··· Texte proposé

Des jeunes chercheurs décidément maltraités

Récemment, j’ai eu l’occasion de faire un reportage auprès d’une équipe de recherche travaillant sur une maladie grave et expérimentant une thérapie génique. (Je n’en dis pas plus : même dans le conseil en communication, je considère que le secret des sources est de mise !) La recherche est décidément extrêmement maltraitée dans notre pays : permettez-moi de rajouter ma voix au concert de tous ceux qui le disent – et ne sont pas écoutés.

De quoi parle-t-on en effet ? De chercheurs, médecins ou biologistes, bac + … , passionnés, passionnants et incroyablement malmenés.

Travaillant à cinq dans un bureau de 12m2.

Payés, après leur thèse et durant plusieurs années, par chèque ! Plus précisément, sans fiche de paye. Donc, sans couverture sociale.

Contraints, d’année en année, de chercher les généreux donateurs privés (heureusement il y en a) qui vont accepter de payer quelques mois – une année ou deux dans le meilleur des cas – de leurs études de recherche. Avec des dossiers à remplir, la crainte de ne pas être retenus et au bout de six mois, la nécessité de recommencer pour l’année suivante.

Mieux que cela (je devrais dire “pire”) : obligés de trouver les organismes (INSERM, CNRS, universités, CHR…) qui vont recevoir ces bourses privées.

Enfin, sommés d’en changer tous les deux ans environ, de peur que ceux-ci ne soient obligés de les engager en CDI. Autrement dit : forcés à organiser eux-mêmes la précarité dans laquelle on les enferme.

Tous ceux qui disent vouloir bâtir le redressement de l’économie de la France sur la recherche – entre autres leviers – seraient bien inspirés de mettre au point des remèdes pour résoudre ces situations. Des centaines de jeunes chercheurs vivent – mal – ces situations de façon quotidienne. C’est absolument indigne d’un pays comme le nôtre.

······
··· Données fournies

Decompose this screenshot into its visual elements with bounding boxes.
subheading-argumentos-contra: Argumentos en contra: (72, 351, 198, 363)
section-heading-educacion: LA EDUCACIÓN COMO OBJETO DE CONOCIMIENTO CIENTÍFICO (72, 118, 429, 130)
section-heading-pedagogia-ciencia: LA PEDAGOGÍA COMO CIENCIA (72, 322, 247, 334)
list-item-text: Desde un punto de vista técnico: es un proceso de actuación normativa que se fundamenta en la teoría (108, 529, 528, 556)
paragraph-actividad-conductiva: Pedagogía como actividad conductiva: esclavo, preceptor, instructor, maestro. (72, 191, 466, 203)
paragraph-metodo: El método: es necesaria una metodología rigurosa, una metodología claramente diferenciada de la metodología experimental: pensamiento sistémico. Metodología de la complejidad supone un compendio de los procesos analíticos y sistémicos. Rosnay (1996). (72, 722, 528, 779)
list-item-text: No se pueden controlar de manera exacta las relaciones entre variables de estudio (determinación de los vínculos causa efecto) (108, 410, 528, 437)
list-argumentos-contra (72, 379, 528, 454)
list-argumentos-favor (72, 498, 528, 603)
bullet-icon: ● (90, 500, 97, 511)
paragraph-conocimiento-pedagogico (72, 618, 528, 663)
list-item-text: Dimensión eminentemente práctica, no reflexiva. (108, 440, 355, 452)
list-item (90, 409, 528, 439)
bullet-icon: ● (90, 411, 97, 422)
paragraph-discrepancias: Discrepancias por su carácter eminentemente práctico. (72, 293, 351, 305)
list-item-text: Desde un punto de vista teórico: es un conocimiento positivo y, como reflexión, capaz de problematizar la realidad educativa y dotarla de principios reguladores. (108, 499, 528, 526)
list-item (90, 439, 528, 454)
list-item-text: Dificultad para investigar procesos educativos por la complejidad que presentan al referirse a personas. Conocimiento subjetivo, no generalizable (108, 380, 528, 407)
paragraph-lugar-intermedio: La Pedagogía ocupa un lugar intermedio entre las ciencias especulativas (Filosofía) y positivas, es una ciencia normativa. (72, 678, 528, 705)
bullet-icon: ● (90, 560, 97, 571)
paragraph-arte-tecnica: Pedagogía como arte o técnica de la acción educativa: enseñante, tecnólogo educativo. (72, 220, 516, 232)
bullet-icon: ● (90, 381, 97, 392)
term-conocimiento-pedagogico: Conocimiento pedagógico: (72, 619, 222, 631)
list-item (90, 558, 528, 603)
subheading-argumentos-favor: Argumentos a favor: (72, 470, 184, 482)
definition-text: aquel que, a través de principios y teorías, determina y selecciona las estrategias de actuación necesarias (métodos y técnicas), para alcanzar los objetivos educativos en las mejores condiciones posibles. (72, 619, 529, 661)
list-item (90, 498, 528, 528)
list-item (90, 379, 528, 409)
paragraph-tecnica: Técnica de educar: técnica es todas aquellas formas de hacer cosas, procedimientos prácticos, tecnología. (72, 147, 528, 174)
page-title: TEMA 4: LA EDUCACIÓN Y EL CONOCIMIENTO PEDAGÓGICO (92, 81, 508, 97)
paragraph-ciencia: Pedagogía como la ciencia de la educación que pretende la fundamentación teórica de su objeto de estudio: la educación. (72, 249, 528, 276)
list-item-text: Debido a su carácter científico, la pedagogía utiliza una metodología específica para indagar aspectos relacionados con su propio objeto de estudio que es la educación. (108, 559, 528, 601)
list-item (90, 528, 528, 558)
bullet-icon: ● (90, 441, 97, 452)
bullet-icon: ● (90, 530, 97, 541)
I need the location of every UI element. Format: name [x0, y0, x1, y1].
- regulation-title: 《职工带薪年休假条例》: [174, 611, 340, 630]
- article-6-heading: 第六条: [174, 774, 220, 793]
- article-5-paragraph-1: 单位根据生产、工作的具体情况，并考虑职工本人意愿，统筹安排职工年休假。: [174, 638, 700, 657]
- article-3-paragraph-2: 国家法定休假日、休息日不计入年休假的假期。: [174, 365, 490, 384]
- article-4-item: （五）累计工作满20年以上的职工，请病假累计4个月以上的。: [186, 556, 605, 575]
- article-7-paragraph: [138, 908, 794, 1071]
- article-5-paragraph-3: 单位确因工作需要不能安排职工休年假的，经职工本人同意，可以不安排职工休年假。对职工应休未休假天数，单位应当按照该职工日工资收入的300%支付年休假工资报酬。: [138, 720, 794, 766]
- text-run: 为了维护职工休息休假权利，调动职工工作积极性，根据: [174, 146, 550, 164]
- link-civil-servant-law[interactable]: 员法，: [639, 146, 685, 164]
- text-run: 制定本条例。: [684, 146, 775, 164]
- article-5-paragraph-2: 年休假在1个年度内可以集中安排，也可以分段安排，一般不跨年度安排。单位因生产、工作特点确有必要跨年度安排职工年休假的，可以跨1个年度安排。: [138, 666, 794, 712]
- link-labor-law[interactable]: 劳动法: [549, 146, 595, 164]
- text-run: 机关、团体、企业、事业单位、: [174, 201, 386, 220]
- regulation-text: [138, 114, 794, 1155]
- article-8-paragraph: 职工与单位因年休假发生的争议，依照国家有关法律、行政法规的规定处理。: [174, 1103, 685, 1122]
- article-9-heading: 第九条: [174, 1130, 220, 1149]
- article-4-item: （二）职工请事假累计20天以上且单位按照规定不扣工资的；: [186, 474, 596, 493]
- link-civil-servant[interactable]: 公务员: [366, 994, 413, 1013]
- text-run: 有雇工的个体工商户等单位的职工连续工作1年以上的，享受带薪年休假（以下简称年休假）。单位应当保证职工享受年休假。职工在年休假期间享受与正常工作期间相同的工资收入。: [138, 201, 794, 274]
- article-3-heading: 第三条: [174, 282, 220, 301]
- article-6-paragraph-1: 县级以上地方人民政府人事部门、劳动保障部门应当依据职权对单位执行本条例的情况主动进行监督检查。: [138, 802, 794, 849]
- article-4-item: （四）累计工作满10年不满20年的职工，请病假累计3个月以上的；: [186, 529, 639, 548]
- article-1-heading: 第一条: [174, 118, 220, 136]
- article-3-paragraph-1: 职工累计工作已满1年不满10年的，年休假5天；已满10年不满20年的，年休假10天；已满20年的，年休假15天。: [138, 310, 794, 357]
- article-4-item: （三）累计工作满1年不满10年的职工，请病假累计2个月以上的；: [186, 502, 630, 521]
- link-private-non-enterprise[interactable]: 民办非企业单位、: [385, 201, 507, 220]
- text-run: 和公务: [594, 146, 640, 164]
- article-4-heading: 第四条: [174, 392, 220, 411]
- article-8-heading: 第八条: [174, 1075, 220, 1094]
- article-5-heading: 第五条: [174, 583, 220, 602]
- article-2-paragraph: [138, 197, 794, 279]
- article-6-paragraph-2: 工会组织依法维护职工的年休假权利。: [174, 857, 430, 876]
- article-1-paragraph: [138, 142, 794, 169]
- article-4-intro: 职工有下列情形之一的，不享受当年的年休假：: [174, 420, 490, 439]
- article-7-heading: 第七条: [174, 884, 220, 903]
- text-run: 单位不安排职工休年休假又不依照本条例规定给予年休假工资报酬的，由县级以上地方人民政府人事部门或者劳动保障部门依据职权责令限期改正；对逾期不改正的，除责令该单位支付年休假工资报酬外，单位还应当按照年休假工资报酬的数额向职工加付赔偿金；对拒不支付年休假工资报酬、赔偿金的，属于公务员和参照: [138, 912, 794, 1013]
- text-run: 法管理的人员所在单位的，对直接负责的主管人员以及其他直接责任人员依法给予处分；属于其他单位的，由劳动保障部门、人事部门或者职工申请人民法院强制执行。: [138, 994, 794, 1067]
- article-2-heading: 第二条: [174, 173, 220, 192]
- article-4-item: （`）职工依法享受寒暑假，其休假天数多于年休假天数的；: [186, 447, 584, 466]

······

● **Consigne**: Recopiez tout le passage du texte sur les jeunes chercheurs allant de « Payés, après leur » jusqu'à « pour l’année suivante. », en substituant « virement » à « chèque ». Ce listing constitue un matériau indépendant du texte.

● **Réponse**:
Payés, après leur thèse et durant plusieurs années, par virement ! Plus précisément, sans fiche de paye. Donc, sans couverture sociale.

Contraints, d’année en année, de chercher les généreux donateurs privés (heureusement il y en a) qui vont accepter de payer quelques mois – une année ou deux dans le meilleur des cas – de leurs études de recherche. Avec des dossiers à remplir, la crainte de ne pas être retenus et au bout de six mois, la nécessité de recommencer pour l’année suivante.